*** Data lines ***
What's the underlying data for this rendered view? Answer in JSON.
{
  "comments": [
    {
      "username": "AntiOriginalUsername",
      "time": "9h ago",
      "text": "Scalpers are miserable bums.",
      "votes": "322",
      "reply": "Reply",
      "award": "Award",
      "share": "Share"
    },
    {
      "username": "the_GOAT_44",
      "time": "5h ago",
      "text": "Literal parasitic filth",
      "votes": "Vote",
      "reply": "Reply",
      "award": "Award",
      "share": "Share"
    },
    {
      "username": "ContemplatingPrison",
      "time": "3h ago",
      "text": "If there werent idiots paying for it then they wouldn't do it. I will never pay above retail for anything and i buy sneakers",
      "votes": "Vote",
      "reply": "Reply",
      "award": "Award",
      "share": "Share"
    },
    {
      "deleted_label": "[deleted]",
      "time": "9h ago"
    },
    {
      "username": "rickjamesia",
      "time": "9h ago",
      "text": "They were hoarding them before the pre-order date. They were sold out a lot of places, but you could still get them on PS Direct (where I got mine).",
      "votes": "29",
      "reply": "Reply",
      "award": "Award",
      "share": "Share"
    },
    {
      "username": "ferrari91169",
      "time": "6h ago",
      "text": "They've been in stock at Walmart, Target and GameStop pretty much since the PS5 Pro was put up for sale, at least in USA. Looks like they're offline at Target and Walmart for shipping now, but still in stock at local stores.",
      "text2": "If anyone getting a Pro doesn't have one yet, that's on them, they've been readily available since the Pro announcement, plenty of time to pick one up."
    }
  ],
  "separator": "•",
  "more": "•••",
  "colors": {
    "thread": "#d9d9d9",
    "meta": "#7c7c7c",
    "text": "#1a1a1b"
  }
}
***
§ **Exercise requirements**: Retype all of the data shown above, word for word.

§ **Result**:
What's the underlying data for this rendered view? Answer in JSON.
{
  "comments": [
    {
      "username": "AntiOriginalUsername",
      "time": "9h ago",
      "text": "Scalpers are miserable bums.",
      "votes": "322",
      "reply": "Reply",
      "award": "Award",
      "share": "Share"
    },
    {
      "username": "the_GOAT_44",
      "time": "5h ago",
      "text": "Literal parasitic filth",
      "votes": "Vote",
      "reply": "Reply",
      "award": "Award",
      "share": "Share"
    },
    {
      "username": "ContemplatingPrison",
      "time": "3h ago",
      "text": "If there werent idiots paying for it then they wouldn't do it. I will never pay above retail for anything and i buy sneakers",
      "votes": "Vote",
      "reply": "Reply",
      "award": "Award",
      "share": "Share"
    },
    {
      "deleted_label": "[deleted]",
      "time": "9h ago"
    },
    {
      "username": "rickjamesia",
      "time": "9h ago",
      "text": "They were hoarding them before the pre-order date. They were sold out a lot of places, but you could still get them on PS Direct (where I got mine).",
      "votes": "29",
      "reply": "Reply",
      "award": "Award",
      "share": "Share"
    },
    {
      "username": "ferrari91169",
      "time": "6h ago",
      "text": "They've been in stock at Walmart, Target and GameStop pretty much since the PS5 Pro was put up for sale, at least in USA. Looks like they're offline at Target and Walmart for shipping now, but still in stock at local stores.",
      "text2": "If anyone getting a Pro doesn't have one yet, that's on them, they've been readily available since the Pro announcement, plenty of time to pick one up."
    }
  ],
  "separator": "•",
  "more": "•••",
  "colors": {
    "thread": "#d9d9d9",
    "meta": "#7c7c7c",
    "text": "#1a1a1b"
  }
}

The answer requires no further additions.